Entries supplied:
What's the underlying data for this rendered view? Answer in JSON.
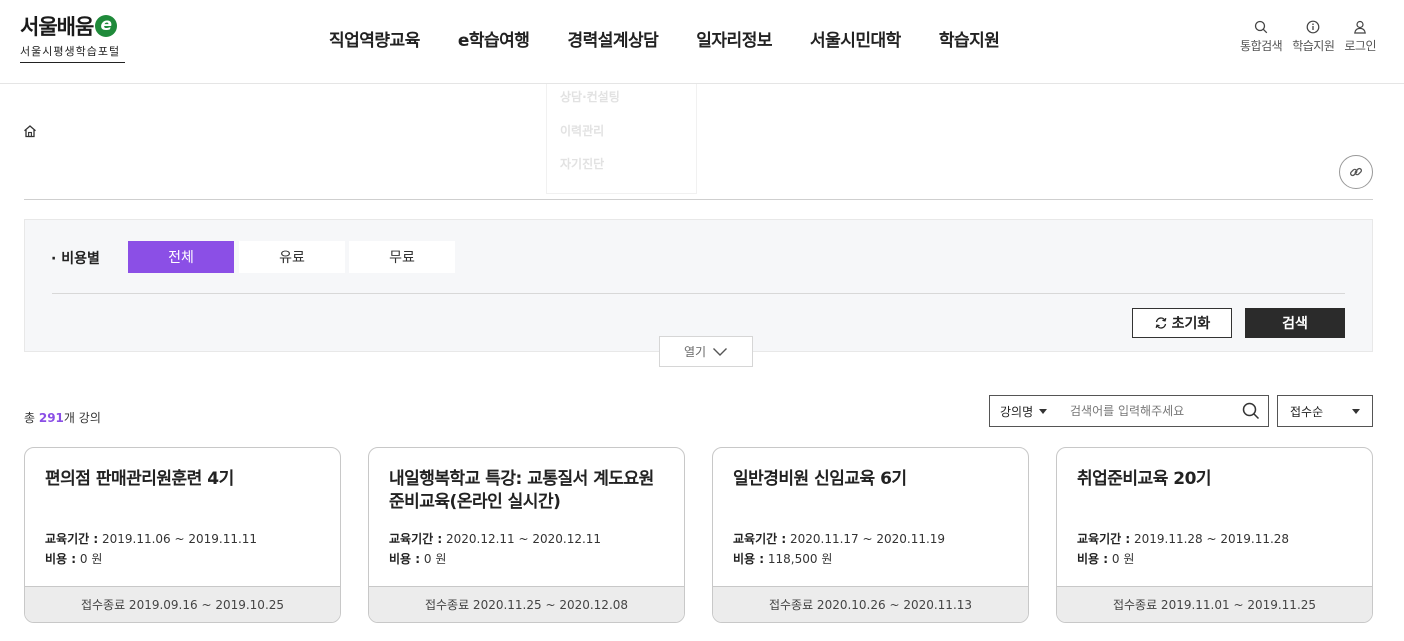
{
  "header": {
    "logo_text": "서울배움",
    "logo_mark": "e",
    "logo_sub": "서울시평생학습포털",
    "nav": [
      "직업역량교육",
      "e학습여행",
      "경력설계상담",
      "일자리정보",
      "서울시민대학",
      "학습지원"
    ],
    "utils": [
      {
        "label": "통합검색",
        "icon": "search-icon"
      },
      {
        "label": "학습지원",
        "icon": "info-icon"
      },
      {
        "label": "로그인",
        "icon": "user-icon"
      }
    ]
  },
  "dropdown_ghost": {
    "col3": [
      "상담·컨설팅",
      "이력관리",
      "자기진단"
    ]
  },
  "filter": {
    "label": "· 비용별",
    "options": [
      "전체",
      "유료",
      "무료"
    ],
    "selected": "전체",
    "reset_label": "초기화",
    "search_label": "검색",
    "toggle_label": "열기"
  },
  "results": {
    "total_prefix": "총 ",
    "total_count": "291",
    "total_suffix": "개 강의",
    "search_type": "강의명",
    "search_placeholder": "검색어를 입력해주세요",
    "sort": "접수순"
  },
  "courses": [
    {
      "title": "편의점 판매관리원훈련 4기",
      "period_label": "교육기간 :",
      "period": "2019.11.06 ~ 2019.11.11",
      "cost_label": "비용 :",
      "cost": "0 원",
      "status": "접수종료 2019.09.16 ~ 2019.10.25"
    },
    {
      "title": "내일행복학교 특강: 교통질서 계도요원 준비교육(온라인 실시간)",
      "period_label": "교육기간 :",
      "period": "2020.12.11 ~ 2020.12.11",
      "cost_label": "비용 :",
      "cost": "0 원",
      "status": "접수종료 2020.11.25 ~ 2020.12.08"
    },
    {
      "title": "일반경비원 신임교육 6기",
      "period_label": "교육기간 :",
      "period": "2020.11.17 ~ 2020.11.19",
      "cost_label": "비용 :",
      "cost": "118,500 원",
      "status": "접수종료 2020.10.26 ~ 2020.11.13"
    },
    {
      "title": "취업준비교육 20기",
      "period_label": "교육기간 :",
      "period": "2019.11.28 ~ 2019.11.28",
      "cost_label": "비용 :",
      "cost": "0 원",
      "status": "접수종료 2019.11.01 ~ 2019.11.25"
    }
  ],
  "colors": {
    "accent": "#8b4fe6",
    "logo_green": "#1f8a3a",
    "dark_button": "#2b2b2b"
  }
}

---

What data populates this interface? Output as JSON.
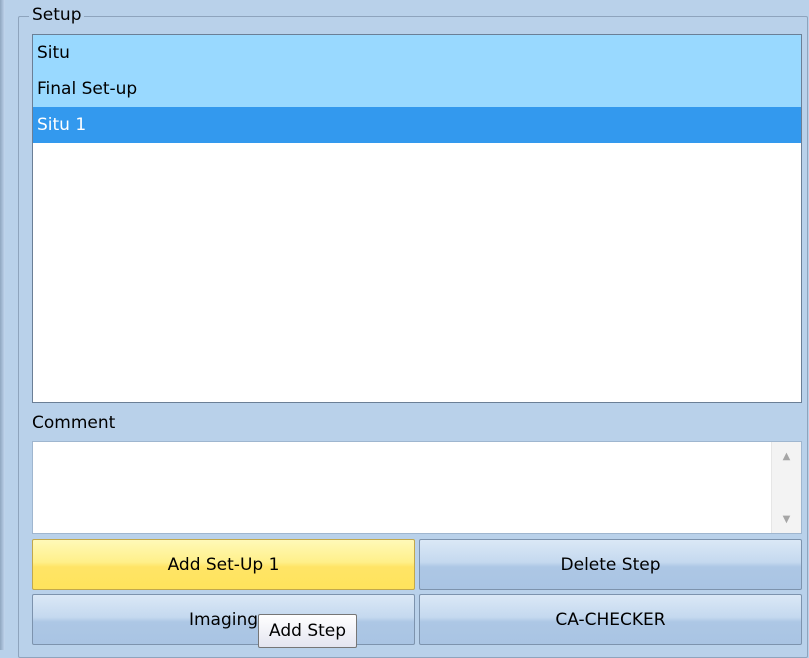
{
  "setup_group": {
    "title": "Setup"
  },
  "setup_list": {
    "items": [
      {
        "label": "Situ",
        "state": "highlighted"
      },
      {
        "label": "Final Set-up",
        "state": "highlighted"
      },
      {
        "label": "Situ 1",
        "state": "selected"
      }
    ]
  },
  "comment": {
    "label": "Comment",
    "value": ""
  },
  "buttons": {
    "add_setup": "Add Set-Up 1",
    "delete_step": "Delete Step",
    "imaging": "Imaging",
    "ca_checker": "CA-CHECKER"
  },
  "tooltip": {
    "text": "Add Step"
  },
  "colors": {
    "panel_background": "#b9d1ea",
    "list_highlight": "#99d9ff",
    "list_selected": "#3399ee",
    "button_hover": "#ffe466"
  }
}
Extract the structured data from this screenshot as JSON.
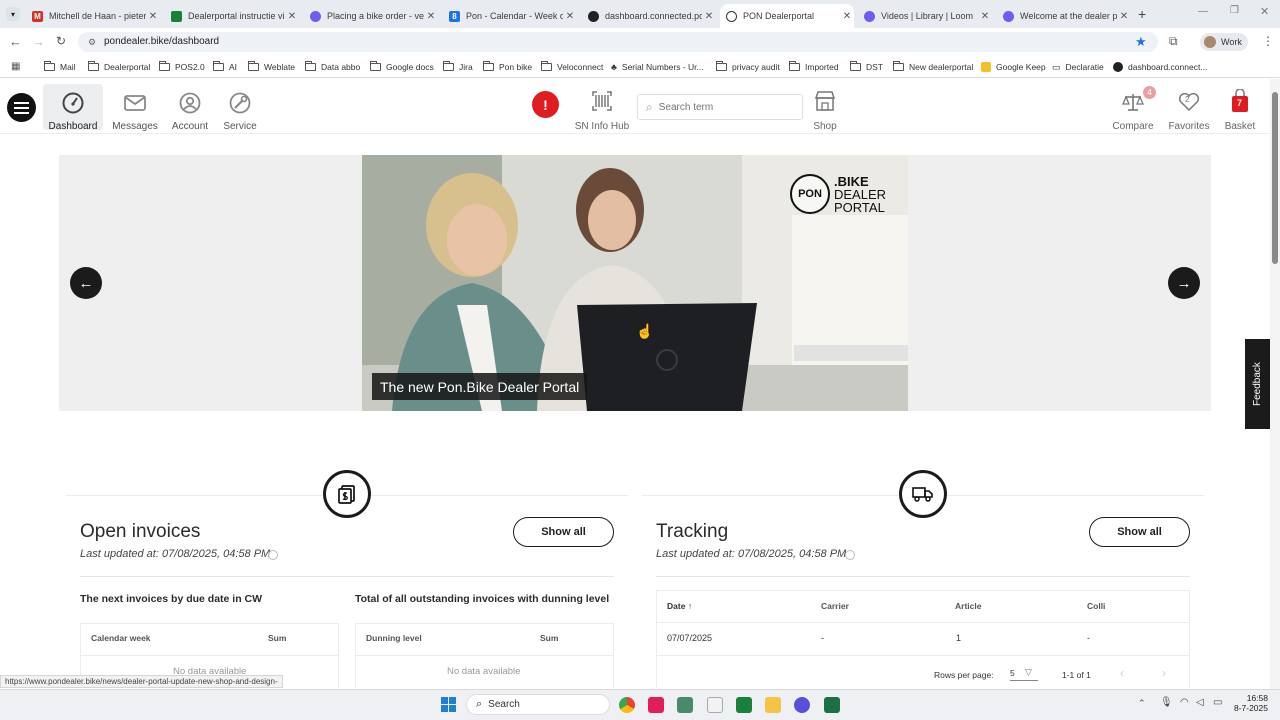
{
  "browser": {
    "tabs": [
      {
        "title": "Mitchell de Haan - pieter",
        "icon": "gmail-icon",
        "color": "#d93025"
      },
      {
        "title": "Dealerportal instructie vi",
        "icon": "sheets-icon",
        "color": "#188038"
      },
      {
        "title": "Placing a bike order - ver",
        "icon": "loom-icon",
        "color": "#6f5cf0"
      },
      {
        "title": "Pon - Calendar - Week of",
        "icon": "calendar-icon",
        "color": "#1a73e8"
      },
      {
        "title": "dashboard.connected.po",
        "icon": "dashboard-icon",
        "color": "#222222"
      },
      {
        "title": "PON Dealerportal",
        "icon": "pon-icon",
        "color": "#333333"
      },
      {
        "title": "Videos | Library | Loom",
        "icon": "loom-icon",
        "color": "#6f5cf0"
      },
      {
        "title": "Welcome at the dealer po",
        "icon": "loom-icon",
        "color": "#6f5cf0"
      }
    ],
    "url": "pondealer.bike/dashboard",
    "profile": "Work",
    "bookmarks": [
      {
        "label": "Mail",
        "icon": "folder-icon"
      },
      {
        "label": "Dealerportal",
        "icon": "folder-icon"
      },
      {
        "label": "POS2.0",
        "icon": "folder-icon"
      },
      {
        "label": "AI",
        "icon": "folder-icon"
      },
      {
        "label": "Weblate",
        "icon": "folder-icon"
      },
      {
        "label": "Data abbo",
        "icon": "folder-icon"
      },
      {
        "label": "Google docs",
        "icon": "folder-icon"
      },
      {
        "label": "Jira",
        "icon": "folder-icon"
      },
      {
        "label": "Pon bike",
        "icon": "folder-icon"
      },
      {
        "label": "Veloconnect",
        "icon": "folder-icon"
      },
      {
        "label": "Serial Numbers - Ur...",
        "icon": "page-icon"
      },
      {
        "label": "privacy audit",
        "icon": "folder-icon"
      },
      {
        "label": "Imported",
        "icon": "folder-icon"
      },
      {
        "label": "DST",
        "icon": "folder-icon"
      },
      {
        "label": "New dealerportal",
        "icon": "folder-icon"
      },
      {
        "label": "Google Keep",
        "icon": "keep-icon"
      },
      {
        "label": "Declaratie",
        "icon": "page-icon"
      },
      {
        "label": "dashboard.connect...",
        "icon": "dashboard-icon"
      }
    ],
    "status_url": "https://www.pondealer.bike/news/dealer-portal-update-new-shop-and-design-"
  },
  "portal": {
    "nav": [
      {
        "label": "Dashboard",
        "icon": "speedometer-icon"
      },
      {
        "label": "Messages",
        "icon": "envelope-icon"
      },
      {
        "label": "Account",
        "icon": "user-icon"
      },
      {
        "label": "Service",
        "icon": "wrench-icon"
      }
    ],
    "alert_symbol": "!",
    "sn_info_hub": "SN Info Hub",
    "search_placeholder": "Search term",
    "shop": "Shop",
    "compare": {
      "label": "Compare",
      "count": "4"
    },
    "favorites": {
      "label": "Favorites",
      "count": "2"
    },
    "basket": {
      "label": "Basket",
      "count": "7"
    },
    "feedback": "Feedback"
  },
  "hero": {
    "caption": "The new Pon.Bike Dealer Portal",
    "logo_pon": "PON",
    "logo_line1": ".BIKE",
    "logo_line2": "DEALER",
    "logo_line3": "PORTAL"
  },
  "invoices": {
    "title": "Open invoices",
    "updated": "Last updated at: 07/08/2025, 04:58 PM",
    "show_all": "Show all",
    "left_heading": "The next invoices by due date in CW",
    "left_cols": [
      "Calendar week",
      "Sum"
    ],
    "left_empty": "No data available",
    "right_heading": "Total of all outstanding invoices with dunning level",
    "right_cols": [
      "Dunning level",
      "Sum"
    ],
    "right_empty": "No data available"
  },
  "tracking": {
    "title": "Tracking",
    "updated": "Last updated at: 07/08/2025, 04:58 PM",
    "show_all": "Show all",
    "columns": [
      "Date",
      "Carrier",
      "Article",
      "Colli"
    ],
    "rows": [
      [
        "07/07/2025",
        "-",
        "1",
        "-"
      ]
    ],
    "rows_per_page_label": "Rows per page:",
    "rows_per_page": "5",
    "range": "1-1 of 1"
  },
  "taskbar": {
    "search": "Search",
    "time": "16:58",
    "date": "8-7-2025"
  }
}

Task instructions: Report all lines of the data above that include the string "shop".

Finished task:
    "status_url": "https://www.pondealer.bike/news/dealer-portal-update-new-shop-and-design-"
    "shop": "Shop",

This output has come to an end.